** Your objective **
Filter the lines below, copying only those with the string "image".

** Dataset content **

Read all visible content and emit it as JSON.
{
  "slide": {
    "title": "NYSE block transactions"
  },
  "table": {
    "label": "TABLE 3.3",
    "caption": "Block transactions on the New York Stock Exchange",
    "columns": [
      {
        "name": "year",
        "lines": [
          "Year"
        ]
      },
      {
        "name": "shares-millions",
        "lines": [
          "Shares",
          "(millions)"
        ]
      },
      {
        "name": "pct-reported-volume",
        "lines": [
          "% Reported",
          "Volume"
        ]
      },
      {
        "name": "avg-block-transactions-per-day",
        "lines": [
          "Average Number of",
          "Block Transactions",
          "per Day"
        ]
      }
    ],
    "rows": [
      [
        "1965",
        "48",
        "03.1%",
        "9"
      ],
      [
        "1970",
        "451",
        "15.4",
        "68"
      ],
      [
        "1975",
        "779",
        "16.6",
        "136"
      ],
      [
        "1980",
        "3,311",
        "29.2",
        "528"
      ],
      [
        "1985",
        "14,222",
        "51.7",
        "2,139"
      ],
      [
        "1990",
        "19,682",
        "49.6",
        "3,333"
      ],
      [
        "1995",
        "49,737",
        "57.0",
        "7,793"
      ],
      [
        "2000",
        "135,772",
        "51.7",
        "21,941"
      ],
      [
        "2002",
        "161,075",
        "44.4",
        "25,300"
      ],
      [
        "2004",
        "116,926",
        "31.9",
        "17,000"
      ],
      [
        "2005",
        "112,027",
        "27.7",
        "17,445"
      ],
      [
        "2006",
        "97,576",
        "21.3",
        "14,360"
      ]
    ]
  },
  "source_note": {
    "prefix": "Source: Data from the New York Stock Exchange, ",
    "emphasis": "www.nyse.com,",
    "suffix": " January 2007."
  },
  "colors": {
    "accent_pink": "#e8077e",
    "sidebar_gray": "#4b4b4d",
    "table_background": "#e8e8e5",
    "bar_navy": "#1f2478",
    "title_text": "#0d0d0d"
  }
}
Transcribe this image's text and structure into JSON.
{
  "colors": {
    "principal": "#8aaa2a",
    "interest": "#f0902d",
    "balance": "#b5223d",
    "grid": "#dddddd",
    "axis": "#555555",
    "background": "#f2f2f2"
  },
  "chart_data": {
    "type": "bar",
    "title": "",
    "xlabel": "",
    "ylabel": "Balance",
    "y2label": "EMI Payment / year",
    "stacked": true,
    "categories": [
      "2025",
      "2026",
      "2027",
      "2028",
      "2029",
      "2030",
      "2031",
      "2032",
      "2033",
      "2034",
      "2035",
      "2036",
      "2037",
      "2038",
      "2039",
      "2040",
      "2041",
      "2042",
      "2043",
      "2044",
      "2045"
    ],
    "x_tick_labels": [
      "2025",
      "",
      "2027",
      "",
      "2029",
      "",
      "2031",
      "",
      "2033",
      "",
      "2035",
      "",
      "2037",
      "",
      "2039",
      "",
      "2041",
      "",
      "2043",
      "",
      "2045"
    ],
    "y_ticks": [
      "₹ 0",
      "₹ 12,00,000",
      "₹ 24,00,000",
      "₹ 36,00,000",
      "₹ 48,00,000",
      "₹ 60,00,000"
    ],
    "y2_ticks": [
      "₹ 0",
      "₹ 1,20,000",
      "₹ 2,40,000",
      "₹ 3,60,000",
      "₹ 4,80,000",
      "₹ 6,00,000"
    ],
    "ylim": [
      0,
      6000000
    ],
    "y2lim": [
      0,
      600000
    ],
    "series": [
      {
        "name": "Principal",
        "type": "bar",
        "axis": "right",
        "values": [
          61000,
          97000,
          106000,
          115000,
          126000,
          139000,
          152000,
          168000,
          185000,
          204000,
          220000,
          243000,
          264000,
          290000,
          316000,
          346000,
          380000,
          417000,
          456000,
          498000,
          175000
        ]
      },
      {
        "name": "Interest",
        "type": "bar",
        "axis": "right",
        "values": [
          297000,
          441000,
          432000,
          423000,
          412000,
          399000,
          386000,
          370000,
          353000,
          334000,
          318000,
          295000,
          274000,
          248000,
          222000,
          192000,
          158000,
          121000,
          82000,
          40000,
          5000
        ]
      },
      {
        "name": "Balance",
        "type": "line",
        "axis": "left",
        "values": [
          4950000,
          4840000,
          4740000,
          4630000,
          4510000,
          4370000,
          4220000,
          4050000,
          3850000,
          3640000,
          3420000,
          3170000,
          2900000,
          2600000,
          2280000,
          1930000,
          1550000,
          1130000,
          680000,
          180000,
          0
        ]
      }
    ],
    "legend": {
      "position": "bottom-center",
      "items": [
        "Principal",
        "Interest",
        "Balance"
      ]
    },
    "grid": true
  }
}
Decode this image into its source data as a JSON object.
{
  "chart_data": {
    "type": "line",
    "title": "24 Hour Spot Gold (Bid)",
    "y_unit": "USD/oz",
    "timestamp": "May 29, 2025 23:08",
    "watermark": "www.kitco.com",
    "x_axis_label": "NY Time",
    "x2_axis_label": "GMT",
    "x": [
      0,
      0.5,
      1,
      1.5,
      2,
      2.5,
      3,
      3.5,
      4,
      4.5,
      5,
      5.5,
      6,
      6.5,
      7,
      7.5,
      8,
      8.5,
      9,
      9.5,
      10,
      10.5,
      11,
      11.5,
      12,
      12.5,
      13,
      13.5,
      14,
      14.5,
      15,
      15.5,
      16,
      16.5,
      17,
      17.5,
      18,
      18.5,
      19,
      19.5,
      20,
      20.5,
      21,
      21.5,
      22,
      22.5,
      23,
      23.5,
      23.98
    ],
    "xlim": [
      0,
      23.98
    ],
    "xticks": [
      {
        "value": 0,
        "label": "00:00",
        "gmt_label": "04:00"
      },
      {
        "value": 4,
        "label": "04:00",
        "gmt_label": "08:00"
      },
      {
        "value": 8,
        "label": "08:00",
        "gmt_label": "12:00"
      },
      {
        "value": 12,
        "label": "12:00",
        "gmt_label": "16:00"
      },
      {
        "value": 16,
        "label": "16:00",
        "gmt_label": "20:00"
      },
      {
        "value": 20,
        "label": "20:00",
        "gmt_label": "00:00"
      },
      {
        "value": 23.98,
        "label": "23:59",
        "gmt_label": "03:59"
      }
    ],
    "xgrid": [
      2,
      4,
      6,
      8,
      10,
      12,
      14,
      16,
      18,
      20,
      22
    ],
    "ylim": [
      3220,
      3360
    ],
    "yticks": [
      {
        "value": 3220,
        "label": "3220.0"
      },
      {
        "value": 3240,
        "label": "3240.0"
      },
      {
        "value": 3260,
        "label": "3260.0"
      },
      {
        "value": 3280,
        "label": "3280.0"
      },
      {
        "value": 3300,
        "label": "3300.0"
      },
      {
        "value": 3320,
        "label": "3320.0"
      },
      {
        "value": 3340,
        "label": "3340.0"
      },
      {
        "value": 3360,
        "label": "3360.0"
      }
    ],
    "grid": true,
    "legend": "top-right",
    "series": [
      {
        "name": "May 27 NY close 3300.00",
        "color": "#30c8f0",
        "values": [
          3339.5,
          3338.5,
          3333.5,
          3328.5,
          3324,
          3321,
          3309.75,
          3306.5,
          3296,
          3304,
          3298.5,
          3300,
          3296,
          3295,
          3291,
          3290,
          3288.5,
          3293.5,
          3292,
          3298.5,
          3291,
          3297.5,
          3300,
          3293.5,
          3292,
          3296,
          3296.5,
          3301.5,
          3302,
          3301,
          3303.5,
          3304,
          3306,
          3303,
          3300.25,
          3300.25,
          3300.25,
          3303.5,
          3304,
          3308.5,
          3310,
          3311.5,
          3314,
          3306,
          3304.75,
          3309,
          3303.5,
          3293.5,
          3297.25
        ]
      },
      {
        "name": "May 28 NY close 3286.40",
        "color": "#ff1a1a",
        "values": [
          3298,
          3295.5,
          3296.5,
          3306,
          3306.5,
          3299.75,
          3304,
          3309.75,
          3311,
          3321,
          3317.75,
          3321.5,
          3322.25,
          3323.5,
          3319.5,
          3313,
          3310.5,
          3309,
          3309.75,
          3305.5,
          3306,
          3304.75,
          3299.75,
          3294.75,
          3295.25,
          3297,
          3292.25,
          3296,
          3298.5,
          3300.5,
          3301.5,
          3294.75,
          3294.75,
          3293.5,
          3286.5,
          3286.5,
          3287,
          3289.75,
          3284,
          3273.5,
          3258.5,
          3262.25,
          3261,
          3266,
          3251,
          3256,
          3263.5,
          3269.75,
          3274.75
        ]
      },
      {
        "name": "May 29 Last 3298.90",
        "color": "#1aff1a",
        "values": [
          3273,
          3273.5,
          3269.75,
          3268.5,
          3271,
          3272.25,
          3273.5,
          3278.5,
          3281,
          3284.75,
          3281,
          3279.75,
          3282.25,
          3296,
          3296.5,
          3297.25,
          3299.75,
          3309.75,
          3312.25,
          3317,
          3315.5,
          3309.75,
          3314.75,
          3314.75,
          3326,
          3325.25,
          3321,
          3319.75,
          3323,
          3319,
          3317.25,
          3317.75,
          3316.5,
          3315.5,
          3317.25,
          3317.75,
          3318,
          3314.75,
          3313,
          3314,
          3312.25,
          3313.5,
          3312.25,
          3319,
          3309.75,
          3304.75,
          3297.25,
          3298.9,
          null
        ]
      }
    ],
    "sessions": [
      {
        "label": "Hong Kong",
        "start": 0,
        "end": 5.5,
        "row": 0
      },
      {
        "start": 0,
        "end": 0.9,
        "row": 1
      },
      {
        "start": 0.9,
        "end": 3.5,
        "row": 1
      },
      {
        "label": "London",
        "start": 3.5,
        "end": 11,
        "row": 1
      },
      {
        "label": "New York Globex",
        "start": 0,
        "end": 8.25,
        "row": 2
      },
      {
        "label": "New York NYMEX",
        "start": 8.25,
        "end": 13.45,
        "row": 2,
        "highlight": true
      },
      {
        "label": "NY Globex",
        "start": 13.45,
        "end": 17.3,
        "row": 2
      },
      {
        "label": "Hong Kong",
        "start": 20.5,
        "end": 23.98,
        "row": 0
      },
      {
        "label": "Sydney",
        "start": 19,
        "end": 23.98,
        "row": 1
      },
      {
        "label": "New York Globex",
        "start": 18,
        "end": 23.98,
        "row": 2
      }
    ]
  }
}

** Full response **
Transcribe this image's text and structure into JSON.
Decode this image into its source data as a JSON object.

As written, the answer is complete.